_Passage for review:_
If we don’t address the reason for the “harmful development” or “lack of ease,” we will never adequately solve the problem. As with any dis-ease, of course, the symptoms need to be addressed. Perhaps we do need some reasonable measures to address gun control, terrorism, the opioid crisis, but as the reverend, Dr. Wesley Shortridge, pastor at Liberty church in Bealeton, VA, said recently in an interview, “We have never been able to stop addiction by outlawing drugs.” The same goes for guns, trucks, immigrants and anything else.

We will never be able to overcome hate with hate and blame. We will never be able to regulate mental health issues in such a way as to make everyone think and act in a sane way. Yes, reasonable regulations can help, but we can never achieve and agree on reasonable measures and regulations if we continue, as people to be unreasonable.

As a therapist, I am fully aware that we will never be able to “fix” anyone else. We can provide education, compassion, and support, creating an environment in which people feel free to release old, unhealthy beliefs and rules that no longer work. This however will never happen as long as we, as individuals, deny our own responsibility to explore our own thought processes and continue to project dysfunction on others. It will never work to factionalize groups of people by race, ideology, mental health status, religion, or belief systems.

After a heartbreaking incident like the church shooting by a terribly troubled person in Sutherland Springs, TX, or a group of innocent people being massacred by a hate-filled man in a truck in New York City, each of us is horrified and want to change things so it never happens again. Of course. That’s an absolutely normal reaction to a frightening event.

_Work request 1:_
In the passage on root causes, in what town is Liberty church located?
_Work request 2:_
Do these statements agree with the passage on root causes? Answer yes or no for each, and quote the deciding words. (a) The writer works as a therapist. (b) The passage claims that outlawing drugs has stopped addiction. (c) The truck attack mentioned took place in New York City.
_Work request 3:_
Write the next part of the passage on root causes, starting after its final sentence.

_Records provided:_

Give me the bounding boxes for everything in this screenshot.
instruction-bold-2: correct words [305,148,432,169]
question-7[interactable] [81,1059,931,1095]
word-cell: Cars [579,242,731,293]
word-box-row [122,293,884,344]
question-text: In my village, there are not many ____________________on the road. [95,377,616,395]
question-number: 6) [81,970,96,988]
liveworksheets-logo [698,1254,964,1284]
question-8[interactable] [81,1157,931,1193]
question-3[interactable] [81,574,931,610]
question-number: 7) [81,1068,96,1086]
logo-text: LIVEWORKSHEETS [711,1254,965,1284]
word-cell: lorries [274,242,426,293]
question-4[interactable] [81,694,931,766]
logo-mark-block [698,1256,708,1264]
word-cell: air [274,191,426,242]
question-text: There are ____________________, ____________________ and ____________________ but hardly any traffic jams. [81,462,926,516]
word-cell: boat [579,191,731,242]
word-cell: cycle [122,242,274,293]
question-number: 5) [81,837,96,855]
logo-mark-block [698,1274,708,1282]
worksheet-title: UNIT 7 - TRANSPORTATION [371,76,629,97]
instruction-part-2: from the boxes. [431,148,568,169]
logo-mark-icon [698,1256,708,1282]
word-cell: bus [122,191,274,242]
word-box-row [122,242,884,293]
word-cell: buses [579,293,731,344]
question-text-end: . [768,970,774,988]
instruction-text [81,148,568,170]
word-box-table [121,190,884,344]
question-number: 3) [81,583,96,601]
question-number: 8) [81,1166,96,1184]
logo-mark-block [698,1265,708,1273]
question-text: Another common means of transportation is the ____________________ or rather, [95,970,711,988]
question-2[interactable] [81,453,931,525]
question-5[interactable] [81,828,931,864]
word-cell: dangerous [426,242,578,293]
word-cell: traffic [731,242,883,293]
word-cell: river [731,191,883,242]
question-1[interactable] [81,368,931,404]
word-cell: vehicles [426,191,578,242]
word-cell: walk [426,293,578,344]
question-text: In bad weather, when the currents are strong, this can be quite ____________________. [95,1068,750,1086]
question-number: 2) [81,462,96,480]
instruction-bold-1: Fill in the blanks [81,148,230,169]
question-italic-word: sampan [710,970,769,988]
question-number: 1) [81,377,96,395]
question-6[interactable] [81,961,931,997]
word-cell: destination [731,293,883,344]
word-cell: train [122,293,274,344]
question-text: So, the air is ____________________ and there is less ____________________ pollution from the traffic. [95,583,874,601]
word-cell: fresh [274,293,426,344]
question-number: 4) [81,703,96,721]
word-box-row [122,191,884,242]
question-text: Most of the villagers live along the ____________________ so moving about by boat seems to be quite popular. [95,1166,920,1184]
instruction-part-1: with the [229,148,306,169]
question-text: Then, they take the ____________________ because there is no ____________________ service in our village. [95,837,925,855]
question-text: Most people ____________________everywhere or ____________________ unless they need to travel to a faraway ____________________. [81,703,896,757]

_Answer section 1:_
Bealeton, VA.

_Answer section 2:_
(a) Yes: "As a therapist, I am fully aware that we will never be able to “fix” anyone else."
(b) No: "We have never been able to stop addiction by outlawing drugs."
(c) Yes: "a group of innocent people being massacred by a hate-filled man in a truck in New York City"

_Answer section 3:_
This is not a time to politicize by blaming “Republicans” or “stupid gun owners,” as was evidenced by ill-informed tweets as way of expressing frustration. These kinds of tweets enhance division, insist that there is only one way to see things and put up a wall of resistance to intelligent, informed, compassionate solutions.

It must start by talking personal responsibility. There is an emptiness in each of us, longing for connection and love and value. In a misinformed, reactive effort to fill this place, we try to fill it with temporary measures that only further destroy. We fill that place with materialism like more money, power, things, which insulates us to the external problems, or substances like drugs or alcohol, numbing the pain or creating factionalism, homogeneous groupings demonizing others, which make us temporarily feel justified. None of that works on a long-term basis. That kind of thinking alienates us, drives us farther apart, and exacerbates the problem.

We point out evil and crazy thinking and lack of regulations. That is no more efficacious that being a football fan screaming obscenities from the sidelines. It just makes more noise, releases a bit of frustration and makes us angrier.

Before we react, we need to take a deep breath and step back from the drama for a moment and strengthen our own internal locus of control. This can be done as a healthy coping mechanism, as it causes the brain to operate more effectively in the moments. It helps us think clearer, and be less reactive. Creating this type of personal habit, through meditation, mindfulness principles like meditation, has been proven through recent studies, to actually change the brain. Anger, stress, negative emotions limits our capacity to function most effectively. The more we, as individuals, continue to think it’s ok to react in hatred, rage and blaming, the worse the problem will get.

The more of us that make the effort to learn and use healthy coping mechanisms like deep breathing, detachment, gratitude, meditation, respect, less judgment and forgiveness, find that our brains change in a way that makes us less reactive to stress, clearer and more circumspect in our thinking, and better able to see our oneness with other humans rather that our differences.

The world will change, not by over-regulation, blaming, demonizing, but rather by one person at a time, taking personal responsibility for our thought processes and responses, creating an environment that creates unity and solutions that work.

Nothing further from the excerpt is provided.